YOUR INSTRUCTIONS
Rewrite the lines below with "Call Us Now" swapped for "Call Today" and all else unchanged.

## BEGIN DATA SHOWN

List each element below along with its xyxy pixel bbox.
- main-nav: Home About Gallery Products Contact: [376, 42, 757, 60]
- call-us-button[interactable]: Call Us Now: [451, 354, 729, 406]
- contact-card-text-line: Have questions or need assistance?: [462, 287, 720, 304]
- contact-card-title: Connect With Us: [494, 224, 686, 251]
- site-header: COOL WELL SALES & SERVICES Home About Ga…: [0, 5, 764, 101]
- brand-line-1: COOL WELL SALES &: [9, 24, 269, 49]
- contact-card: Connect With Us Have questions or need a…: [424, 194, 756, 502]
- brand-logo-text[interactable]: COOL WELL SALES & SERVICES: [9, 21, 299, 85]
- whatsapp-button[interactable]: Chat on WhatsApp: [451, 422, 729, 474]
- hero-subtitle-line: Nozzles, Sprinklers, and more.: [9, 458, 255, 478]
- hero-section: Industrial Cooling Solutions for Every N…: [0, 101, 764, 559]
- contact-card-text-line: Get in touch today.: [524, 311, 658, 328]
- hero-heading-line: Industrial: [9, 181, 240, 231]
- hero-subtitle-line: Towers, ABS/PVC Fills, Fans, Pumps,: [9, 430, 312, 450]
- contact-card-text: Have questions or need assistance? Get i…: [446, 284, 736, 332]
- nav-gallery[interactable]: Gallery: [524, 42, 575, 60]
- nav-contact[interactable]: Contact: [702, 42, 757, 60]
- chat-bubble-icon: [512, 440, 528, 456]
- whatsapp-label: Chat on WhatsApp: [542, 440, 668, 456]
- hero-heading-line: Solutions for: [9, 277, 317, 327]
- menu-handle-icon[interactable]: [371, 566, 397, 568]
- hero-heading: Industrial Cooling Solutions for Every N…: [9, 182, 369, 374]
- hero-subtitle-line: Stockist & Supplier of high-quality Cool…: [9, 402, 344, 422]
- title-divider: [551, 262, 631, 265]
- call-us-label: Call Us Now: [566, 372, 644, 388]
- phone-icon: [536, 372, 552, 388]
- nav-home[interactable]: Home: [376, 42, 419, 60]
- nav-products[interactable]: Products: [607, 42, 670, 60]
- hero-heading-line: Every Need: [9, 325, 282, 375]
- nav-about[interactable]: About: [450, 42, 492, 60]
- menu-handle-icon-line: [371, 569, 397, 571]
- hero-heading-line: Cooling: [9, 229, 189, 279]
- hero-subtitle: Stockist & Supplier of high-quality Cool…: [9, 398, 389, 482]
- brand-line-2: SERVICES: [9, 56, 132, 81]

## END DATA SHOWN

COMPLETED EXERCISE
List each element below along with its xyxy pixel bbox.
- main-nav: Home About Gallery Products Contact: [376, 42, 757, 60]
- call-us-button[interactable]: Call Today: [451, 354, 729, 406]
- contact-card-text-line: Have questions or need assistance?: [462, 287, 720, 304]
- contact-card-title: Connect With Us: [494, 224, 686, 251]
- site-header: COOL WELL SALES & SERVICES Home About Ga…: [0, 5, 764, 101]
- brand-line-1: COOL WELL SALES &: [9, 24, 269, 49]
- contact-card: Connect With Us Have questions or need a…: [424, 194, 756, 502]
- brand-logo-text[interactable]: COOL WELL SALES & SERVICES: [9, 21, 299, 85]
- whatsapp-button[interactable]: Chat on WhatsApp: [451, 422, 729, 474]
- hero-subtitle-line: Nozzles, Sprinklers, and more.: [9, 458, 255, 478]
- hero-section: Industrial Cooling Solutions for Every N…: [0, 101, 764, 559]
- contact-card-text-line: Get in touch today.: [524, 311, 658, 328]
- hero-heading-line: Industrial: [9, 181, 240, 231]
- hero-subtitle-line: Towers, ABS/PVC Fills, Fans, Pumps,: [9, 430, 312, 450]
- contact-card-text: Have questions or need assistance? Get i…: [446, 284, 736, 332]
- nav-gallery[interactable]: Gallery: [524, 42, 575, 60]
- nav-contact[interactable]: Contact: [702, 42, 757, 60]
- chat-bubble-icon: [512, 440, 528, 456]
- whatsapp-label: Chat on WhatsApp: [542, 440, 668, 456]
- hero-heading-line: Solutions for: [9, 277, 317, 327]
- menu-handle-icon[interactable]: [371, 566, 397, 568]
- hero-heading: Industrial Cooling Solutions for Every N…: [9, 182, 369, 374]
- hero-subtitle-line: Stockist & Supplier of high-quality Cool…: [9, 402, 344, 422]
- title-divider: [551, 262, 631, 265]
- call-us-label: Call Today: [566, 372, 644, 388]
- phone-icon: [536, 372, 552, 388]
- nav-home[interactable]: Home: [376, 42, 419, 60]
- nav-products[interactable]: Products: [607, 42, 670, 60]
- hero-heading-line: Every Need: [9, 325, 282, 375]
- nav-about[interactable]: About: [450, 42, 492, 60]
- menu-handle-icon-line: [371, 569, 397, 571]
- hero-heading-line: Cooling: [9, 229, 189, 279]
- hero-subtitle: Stockist & Supplier of high-quality Cool…: [9, 398, 389, 482]
- brand-line-2: SERVICES: [9, 56, 132, 81]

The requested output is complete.